■ **SOURCE RECORDS**
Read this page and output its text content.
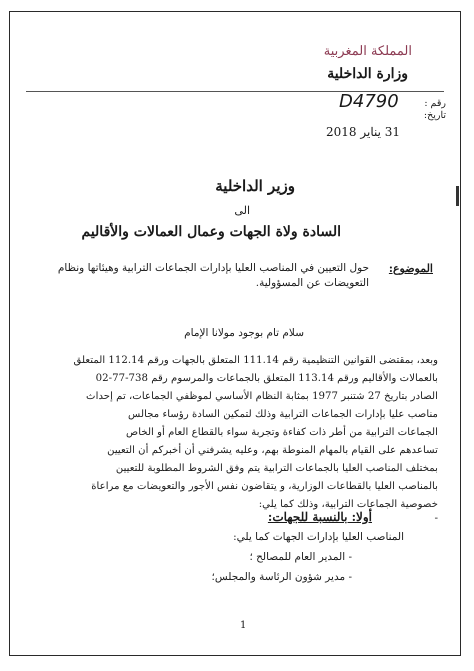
المملكة المغربية
وزارة الداخلية
رقم :
تاريخ:
D4790
31 يناير 2018
وزير الداخلية
الى
السادة ولاة الجهات وعمال العمالات والأقاليم
الموضوع:
حول التعيين في المناصب العليا بإدارات الجماعات الترابية وهيئاتها ونظام
التعويضات عن المسؤولية.
سلام تام بوجود مولانا الإمام
وبعد، بمقتضى القوانين التنظيمية رقم 111.14 المتعلق بالجهات ورقم 112.14 المتعلق
بالعمالات والأقاليم ورقم 113.14 المتعلق بالجماعات والمرسوم رقم 738-77-02
الصادر بتاريخ 27 شتنبر 1977 بمثابة النظام الأساسي لموظفي الجماعات، تم إحداث
مناصب عليا بإدارات الجماعات الترابية وذلك لتمكين السادة رؤساء مجالس
الجماعات الترابية من أطر ذات كفاءة وتجربة سواء بالقطاع العام أو الخاص
تساعدهم على القيام بالمهام المنوطة بهم، وعليه يشرفني أن أخبركم أن التعيين
بمختلف المناصب العليا بالجماعات الترابية يتم وفق الشروط المطلوبة للتعيين
بالمناصب العليا بالقطاعات الوزارية، و يتقاضون نفس الأجور والتعويضات مع مراعاة
خصوصية الجماعات الترابية، وذلك كما يلي:
-
أولا: بالنسبة للجهات:
المناصب العليا بإدارات الجهات كما يلي:
- المدير العام للمصالح ؛
- مدير شؤون الرئاسة والمجلس؛
1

■ **WRITTEN EXERCISE**
Your task is to retype all the entries exactly and leave out any pictures.

■ **COMPLETE OUTPUT**
Read this page and output its text content.
المملكة المغربية
وزارة الداخلية
رقم :
تاريخ:
D4790
31 يناير 2018
وزير الداخلية
الى
السادة ولاة الجهات وعمال العمالات والأقاليم
الموضوع:
حول التعيين في المناصب العليا بإدارات الجماعات الترابية وهيئاتها ونظام
التعويضات عن المسؤولية.
سلام تام بوجود مولانا الإمام
وبعد، بمقتضى القوانين التنظيمية رقم 111.14 المتعلق بالجهات ورقم 112.14 المتعلق
بالعمالات والأقاليم ورقم 113.14 المتعلق بالجماعات والمرسوم رقم 738-77-02
الصادر بتاريخ 27 شتنبر 1977 بمثابة النظام الأساسي لموظفي الجماعات، تم إحداث
مناصب عليا بإدارات الجماعات الترابية وذلك لتمكين السادة رؤساء مجالس
الجماعات الترابية من أطر ذات كفاءة وتجربة سواء بالقطاع العام أو الخاص
تساعدهم على القيام بالمهام المنوطة بهم، وعليه يشرفني أن أخبركم أن التعيين
بمختلف المناصب العليا بالجماعات الترابية يتم وفق الشروط المطلوبة للتعيين
بالمناصب العليا بالقطاعات الوزارية، و يتقاضون نفس الأجور والتعويضات مع مراعاة
خصوصية الجماعات الترابية، وذلك كما يلي:
-
أولا: بالنسبة للجهات:
المناصب العليا بإدارات الجهات كما يلي:
- المدير العام للمصالح ؛
- مدير شؤون الرئاسة والمجلس؛
1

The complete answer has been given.